> **Aim of the task**
Check every line of the material below for "sedimentary". Give the number of lines that have it, and only that.

— Start Given information —

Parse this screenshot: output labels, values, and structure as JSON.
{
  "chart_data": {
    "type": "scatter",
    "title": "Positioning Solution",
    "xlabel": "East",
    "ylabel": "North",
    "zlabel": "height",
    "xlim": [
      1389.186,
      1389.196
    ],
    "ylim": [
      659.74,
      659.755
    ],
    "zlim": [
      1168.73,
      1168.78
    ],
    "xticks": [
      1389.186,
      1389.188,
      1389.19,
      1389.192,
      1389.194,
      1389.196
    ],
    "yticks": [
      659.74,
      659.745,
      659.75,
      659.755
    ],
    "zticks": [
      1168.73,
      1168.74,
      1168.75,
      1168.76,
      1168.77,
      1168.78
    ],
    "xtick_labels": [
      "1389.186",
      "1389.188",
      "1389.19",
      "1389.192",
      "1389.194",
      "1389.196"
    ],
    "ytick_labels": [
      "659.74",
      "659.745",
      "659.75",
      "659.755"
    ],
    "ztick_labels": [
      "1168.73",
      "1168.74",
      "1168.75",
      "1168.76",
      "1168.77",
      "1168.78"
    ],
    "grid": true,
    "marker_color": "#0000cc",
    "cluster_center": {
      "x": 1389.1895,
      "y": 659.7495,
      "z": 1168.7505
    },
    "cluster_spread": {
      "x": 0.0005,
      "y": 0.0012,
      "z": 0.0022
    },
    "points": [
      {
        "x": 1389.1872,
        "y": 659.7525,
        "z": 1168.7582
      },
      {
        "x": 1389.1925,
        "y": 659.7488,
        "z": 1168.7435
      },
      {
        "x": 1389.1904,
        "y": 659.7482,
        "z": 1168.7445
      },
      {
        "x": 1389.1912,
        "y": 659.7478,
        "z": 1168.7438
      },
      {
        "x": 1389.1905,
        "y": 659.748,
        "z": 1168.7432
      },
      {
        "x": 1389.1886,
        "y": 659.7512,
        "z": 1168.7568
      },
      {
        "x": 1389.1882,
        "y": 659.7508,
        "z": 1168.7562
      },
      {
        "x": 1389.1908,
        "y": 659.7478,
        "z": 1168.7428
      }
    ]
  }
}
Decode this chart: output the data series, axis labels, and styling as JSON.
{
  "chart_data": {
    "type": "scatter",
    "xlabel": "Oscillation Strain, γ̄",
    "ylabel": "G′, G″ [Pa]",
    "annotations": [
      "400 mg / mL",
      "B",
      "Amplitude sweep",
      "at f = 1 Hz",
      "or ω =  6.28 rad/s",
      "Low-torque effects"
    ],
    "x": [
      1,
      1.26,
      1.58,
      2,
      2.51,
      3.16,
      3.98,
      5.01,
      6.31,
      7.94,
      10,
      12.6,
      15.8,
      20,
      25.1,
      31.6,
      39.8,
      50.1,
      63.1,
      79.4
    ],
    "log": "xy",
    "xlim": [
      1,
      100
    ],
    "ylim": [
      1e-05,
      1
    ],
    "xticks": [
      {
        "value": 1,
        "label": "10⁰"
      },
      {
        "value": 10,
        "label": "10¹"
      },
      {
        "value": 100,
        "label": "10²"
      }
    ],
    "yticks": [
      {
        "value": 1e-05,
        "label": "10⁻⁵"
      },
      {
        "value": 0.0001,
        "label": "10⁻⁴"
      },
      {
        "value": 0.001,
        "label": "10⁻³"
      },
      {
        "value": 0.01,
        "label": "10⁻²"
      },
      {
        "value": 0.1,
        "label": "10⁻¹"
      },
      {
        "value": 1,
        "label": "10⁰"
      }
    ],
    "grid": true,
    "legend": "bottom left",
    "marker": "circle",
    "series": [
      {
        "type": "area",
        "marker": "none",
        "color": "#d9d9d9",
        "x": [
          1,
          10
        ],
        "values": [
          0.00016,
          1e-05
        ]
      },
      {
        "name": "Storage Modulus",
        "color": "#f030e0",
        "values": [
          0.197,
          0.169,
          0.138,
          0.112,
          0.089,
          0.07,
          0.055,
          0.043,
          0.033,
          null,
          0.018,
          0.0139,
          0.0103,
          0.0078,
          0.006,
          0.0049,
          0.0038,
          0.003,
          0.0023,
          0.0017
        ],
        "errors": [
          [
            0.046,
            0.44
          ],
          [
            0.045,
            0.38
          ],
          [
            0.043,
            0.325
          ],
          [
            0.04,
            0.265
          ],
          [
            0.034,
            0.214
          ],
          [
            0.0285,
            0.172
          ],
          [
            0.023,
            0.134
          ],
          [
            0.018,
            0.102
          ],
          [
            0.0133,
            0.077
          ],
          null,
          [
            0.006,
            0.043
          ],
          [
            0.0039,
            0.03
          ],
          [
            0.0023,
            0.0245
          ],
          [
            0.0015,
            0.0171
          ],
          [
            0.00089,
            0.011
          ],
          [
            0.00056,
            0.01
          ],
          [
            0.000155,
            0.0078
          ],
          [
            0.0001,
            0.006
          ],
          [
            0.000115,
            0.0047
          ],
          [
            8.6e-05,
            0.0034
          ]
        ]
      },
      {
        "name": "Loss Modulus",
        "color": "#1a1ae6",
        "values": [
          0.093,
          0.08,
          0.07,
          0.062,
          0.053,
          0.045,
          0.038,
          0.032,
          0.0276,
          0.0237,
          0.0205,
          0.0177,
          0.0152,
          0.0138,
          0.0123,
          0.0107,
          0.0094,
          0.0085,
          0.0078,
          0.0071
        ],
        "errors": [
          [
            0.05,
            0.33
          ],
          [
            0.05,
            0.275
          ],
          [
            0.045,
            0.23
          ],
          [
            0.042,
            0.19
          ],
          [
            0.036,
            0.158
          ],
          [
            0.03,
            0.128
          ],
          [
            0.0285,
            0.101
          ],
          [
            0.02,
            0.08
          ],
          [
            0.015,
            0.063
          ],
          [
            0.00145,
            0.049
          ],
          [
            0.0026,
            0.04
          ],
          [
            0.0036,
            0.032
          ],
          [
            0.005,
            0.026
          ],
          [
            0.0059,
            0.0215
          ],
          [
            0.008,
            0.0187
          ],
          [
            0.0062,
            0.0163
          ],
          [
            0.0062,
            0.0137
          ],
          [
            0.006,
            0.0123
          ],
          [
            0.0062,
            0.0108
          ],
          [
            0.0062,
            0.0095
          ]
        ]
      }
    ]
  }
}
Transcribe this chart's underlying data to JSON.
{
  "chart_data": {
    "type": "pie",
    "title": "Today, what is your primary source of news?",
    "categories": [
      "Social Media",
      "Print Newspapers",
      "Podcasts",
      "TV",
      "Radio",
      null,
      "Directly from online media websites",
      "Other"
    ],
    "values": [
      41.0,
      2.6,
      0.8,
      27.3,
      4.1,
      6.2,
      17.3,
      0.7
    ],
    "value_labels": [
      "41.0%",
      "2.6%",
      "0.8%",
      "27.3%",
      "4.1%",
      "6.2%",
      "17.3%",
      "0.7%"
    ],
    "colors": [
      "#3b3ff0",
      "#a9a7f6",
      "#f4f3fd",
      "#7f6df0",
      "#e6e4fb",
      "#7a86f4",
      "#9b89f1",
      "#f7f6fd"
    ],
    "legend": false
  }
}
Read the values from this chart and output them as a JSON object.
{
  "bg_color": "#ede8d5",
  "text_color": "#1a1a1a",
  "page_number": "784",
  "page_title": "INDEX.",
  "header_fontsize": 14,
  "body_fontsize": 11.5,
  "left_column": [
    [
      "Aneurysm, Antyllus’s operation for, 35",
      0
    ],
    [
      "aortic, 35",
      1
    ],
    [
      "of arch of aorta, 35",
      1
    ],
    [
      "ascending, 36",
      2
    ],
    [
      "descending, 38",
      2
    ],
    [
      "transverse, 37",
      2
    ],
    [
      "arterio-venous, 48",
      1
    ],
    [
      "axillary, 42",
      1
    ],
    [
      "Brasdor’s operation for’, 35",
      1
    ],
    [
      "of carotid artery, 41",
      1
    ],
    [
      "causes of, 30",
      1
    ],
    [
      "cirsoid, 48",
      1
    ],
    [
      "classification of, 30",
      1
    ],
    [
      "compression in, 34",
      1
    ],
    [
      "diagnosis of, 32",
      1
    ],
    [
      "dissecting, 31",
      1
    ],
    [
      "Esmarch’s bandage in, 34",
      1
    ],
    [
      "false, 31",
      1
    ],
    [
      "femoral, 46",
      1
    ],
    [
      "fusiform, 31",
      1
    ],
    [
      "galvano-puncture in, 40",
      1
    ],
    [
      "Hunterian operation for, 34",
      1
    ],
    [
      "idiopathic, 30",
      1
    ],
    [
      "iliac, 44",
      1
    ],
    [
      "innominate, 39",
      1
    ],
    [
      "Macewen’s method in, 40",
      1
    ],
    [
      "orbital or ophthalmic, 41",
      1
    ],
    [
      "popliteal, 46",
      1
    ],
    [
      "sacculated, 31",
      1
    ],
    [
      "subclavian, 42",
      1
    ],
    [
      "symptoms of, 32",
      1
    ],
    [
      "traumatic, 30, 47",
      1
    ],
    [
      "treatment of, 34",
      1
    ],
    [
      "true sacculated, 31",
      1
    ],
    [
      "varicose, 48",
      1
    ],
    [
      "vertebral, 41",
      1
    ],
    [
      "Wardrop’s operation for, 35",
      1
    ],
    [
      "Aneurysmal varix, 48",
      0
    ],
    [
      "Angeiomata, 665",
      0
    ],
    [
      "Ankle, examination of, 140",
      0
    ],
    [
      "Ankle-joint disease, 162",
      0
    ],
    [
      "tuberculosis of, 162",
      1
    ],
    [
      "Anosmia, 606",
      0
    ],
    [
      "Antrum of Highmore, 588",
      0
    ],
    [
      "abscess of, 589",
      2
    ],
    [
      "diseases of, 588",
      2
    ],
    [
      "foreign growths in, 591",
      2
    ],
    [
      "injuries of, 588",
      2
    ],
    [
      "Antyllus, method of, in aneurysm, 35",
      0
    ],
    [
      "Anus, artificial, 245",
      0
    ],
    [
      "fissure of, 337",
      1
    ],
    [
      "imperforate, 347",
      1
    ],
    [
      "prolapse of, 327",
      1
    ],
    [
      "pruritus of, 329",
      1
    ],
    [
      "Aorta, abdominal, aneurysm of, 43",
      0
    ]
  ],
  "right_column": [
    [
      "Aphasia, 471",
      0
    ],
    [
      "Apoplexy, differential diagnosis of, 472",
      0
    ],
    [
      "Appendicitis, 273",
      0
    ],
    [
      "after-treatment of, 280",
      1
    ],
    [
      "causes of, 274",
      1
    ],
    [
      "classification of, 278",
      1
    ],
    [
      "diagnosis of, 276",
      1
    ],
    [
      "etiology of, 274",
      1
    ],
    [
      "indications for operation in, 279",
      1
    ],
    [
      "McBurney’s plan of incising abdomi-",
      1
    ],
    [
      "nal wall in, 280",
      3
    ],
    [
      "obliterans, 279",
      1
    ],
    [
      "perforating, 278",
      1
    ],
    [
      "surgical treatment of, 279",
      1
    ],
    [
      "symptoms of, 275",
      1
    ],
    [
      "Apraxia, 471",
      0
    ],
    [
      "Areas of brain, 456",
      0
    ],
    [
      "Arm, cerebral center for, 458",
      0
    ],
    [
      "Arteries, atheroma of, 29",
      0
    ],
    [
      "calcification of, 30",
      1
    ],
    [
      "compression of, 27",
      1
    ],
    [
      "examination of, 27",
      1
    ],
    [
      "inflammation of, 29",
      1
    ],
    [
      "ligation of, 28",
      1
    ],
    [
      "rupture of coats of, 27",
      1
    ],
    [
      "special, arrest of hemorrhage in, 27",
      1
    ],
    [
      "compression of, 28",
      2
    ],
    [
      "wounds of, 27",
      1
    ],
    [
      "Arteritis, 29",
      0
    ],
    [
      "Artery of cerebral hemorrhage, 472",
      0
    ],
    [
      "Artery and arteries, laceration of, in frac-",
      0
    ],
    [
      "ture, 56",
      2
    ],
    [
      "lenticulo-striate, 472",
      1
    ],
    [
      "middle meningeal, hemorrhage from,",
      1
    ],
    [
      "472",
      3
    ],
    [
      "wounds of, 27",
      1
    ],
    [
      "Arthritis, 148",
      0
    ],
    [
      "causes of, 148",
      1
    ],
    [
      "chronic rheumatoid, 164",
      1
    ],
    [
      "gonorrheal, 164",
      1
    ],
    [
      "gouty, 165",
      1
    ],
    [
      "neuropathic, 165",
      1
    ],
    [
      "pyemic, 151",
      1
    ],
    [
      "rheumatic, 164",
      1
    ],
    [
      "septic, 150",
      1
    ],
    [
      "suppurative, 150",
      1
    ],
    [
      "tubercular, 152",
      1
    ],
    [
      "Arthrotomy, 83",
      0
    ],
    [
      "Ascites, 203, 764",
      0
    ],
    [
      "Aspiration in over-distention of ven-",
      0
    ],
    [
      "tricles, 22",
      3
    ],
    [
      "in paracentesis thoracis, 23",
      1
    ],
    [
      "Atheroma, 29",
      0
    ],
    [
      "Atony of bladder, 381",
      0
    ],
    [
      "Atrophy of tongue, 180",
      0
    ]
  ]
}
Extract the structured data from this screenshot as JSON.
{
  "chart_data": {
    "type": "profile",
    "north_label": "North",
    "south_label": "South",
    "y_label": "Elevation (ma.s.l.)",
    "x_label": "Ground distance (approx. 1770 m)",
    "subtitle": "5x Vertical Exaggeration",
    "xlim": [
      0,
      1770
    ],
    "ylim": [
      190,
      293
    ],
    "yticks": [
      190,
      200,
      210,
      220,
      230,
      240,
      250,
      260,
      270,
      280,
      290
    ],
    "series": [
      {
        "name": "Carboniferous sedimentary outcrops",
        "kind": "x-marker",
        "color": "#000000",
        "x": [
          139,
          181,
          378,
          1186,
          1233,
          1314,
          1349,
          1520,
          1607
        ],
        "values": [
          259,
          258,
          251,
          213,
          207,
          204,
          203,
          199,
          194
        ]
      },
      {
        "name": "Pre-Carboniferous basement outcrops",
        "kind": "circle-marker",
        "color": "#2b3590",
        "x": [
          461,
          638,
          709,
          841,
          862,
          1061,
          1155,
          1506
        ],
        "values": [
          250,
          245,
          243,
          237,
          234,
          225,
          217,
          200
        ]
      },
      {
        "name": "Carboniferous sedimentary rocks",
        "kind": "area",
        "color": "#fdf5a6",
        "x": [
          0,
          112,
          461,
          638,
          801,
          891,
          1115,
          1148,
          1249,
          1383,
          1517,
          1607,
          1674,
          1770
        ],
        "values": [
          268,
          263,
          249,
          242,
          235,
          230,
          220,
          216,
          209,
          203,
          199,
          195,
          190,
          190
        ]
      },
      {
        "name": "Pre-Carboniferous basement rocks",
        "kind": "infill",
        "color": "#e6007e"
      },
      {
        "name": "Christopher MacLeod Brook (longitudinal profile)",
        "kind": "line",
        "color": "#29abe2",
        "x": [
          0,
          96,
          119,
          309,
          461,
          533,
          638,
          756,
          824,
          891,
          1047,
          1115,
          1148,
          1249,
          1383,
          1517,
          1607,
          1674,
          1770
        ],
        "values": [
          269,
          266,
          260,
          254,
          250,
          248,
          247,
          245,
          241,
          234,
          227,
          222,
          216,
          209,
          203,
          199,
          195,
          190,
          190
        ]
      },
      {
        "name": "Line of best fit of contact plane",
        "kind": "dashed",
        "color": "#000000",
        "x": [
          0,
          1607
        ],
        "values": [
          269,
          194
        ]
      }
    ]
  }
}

— End Given information —

> **Reply to the exercise**
2